# Data supplied

########################################

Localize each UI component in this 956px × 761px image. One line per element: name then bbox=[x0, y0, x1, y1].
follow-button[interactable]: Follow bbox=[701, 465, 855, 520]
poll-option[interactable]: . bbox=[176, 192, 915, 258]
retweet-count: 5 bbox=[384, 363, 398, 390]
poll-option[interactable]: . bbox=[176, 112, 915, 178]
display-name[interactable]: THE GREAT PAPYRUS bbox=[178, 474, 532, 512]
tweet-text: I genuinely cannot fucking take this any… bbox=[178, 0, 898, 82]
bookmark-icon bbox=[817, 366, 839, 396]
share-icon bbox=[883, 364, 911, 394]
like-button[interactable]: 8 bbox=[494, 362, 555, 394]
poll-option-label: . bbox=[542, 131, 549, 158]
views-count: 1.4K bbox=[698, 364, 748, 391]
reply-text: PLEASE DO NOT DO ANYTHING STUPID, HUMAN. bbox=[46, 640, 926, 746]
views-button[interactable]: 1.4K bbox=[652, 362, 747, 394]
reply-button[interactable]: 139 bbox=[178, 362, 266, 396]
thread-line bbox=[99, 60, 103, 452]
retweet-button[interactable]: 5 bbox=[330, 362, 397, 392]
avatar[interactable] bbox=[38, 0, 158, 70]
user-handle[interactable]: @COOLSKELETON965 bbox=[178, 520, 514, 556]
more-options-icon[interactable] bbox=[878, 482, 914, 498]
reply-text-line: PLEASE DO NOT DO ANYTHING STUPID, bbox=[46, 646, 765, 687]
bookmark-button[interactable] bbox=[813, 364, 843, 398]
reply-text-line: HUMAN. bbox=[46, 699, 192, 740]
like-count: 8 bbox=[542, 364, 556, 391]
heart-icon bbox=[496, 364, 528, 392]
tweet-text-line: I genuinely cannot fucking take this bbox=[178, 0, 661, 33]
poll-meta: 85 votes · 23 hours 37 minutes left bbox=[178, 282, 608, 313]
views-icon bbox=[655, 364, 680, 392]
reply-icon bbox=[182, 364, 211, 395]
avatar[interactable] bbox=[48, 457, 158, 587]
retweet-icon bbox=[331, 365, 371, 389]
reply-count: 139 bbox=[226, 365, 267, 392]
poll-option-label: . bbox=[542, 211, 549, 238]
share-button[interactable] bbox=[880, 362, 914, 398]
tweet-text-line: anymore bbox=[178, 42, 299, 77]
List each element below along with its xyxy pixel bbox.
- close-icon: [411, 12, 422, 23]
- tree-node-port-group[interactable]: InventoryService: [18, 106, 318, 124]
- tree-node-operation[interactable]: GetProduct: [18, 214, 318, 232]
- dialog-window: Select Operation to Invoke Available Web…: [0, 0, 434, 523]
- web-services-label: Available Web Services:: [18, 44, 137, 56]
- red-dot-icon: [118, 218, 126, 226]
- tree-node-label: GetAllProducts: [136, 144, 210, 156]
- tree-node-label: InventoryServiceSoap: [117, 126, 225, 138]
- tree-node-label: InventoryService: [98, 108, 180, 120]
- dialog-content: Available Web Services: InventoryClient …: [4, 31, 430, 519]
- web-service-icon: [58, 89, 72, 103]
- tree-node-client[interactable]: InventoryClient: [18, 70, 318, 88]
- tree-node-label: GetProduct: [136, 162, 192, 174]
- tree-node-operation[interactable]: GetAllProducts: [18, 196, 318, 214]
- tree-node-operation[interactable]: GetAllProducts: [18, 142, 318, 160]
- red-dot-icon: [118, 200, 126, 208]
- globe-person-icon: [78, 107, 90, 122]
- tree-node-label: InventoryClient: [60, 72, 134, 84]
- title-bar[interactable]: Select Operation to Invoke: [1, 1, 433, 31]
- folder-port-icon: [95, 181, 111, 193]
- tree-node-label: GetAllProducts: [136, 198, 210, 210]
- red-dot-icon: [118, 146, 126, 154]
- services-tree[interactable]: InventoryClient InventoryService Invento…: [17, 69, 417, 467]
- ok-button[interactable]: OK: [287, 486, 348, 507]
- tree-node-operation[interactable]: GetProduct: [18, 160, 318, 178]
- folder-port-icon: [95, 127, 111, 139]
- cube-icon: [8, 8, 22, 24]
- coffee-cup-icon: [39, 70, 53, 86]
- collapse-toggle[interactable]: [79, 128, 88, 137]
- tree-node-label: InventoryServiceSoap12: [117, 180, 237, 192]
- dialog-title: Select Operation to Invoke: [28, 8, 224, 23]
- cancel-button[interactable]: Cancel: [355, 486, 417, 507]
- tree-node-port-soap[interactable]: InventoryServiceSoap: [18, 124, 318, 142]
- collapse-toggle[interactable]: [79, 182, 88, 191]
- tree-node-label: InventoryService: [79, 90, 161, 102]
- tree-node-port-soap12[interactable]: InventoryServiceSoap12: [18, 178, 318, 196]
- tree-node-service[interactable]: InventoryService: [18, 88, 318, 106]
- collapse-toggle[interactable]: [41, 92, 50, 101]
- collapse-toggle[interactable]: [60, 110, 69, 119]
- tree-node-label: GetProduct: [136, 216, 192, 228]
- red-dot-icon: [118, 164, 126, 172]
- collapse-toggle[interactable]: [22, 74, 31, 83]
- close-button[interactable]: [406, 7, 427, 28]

########################################

Count the lines in the data above that contain the string "port". Reply with the number alone.

# Written response
5